● **Aim of the task**
Make a verbatim copy of the entries below; pictures stay out.

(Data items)
------------

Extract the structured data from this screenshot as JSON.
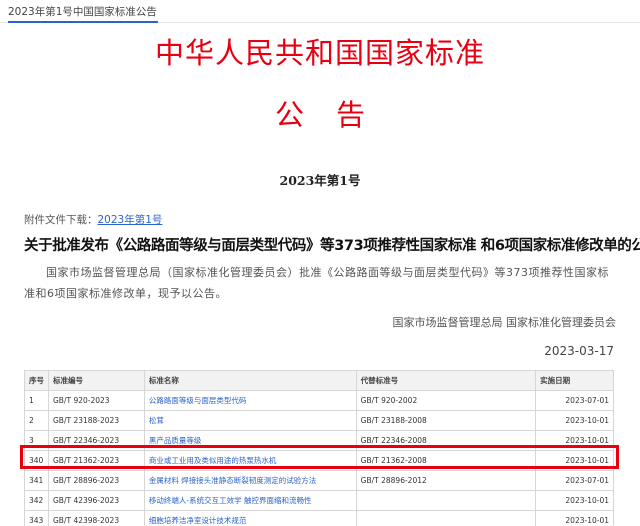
{
  "breadcrumb": "2023年第1号中国国家标准公告",
  "title_main": "中华人民共和国国家标准",
  "title_sub": "公告",
  "issue_number": "2023年第1号",
  "attachment": {
    "label": "附件文件下载：",
    "link_text": "2023年第1号"
  },
  "headline": "关于批准发布《公路路面等级与面层类型代码》等373项推荐性国家标准 和6项国家标准修改单的公告",
  "body": "国家市场监督管理总局（国家标准化管理委员会）批准《公路路面等级与面层类型代码》等373项推荐性国家标准和6项国家标准修改单，现予以公告。",
  "signature": "国家市场监督管理总局 国家标准化管理委员会",
  "date": "2023-03-17",
  "table": {
    "headers": [
      "序号",
      "标准编号",
      "标准名称",
      "代替标准号",
      "实施日期"
    ],
    "rows": [
      {
        "no": "1",
        "code": "GB/T 920-2023",
        "name": "公路路面等级与面层类型代码",
        "replaces": "GB/T 920-2002",
        "date": "2023-07-01"
      },
      {
        "no": "2",
        "code": "GB/T 23188-2023",
        "name": "松茸",
        "replaces": "GB/T 23188-2008",
        "date": "2023-10-01"
      },
      {
        "no": "3",
        "code": "GB/T 22346-2023",
        "name": "黑产品质量等级",
        "replaces": "GB/T 22346-2008",
        "date": "2023-10-01"
      },
      {
        "no": "340",
        "code": "GB/T 21362-2023",
        "name": "商业或工业用及类似用途的热泵热水机",
        "replaces": "GB/T 21362-2008",
        "date": "2023-10-01"
      },
      {
        "no": "341",
        "code": "GB/T 28896-2023",
        "name": "金属材料 焊接接头准静态断裂韧度测定的试验方法",
        "replaces": "GB/T 28896-2012",
        "date": "2023-07-01"
      },
      {
        "no": "342",
        "code": "GB/T 42396-2023",
        "name": "移动终端人-系统交互工效学 触控界面缩和流畅性",
        "replaces": "",
        "date": "2023-10-01"
      },
      {
        "no": "343",
        "code": "GB/T 42398-2023",
        "name": "细胞培养洁净室设计技术规范",
        "replaces": "",
        "date": "2023-10-01"
      }
    ]
  }
}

------------

● **Task output**
Extract the structured data from this screenshot as JSON.
{
  "breadcrumb": "2023年第1号中国国家标准公告",
  "title_main": "中华人民共和国国家标准",
  "title_sub": "公告",
  "issue_number": "2023年第1号",
  "attachment": {
    "label": "附件文件下载：",
    "link_text": "2023年第1号"
  },
  "headline": "关于批准发布《公路路面等级与面层类型代码》等373项推荐性国家标准 和6项国家标准修改单的公告",
  "body": "国家市场监督管理总局（国家标准化管理委员会）批准《公路路面等级与面层类型代码》等373项推荐性国家标准和6项国家标准修改单，现予以公告。",
  "signature": "国家市场监督管理总局 国家标准化管理委员会",
  "date": "2023-03-17",
  "table": {
    "headers": [
      "序号",
      "标准编号",
      "标准名称",
      "代替标准号",
      "实施日期"
    ],
    "rows": [
      {
        "no": "1",
        "code": "GB/T 920-2023",
        "name": "公路路面等级与面层类型代码",
        "replaces": "GB/T 920-2002",
        "date": "2023-07-01"
      },
      {
        "no": "2",
        "code": "GB/T 23188-2023",
        "name": "松茸",
        "replaces": "GB/T 23188-2008",
        "date": "2023-10-01"
      },
      {
        "no": "3",
        "code": "GB/T 22346-2023",
        "name": "黑产品质量等级",
        "replaces": "GB/T 22346-2008",
        "date": "2023-10-01"
      },
      {
        "no": "340",
        "code": "GB/T 21362-2023",
        "name": "商业或工业用及类似用途的热泵热水机",
        "replaces": "GB/T 21362-2008",
        "date": "2023-10-01"
      },
      {
        "no": "341",
        "code": "GB/T 28896-2023",
        "name": "金属材料 焊接接头准静态断裂韧度测定的试验方法",
        "replaces": "GB/T 28896-2012",
        "date": "2023-07-01"
      },
      {
        "no": "342",
        "code": "GB/T 42396-2023",
        "name": "移动终端人-系统交互工效学 触控界面缩和流畅性",
        "replaces": "",
        "date": "2023-10-01"
      },
      {
        "no": "343",
        "code": "GB/T 42398-2023",
        "name": "细胞培养洁净室设计技术规范",
        "replaces": "",
        "date": "2023-10-01"
      }
    ]
  }
}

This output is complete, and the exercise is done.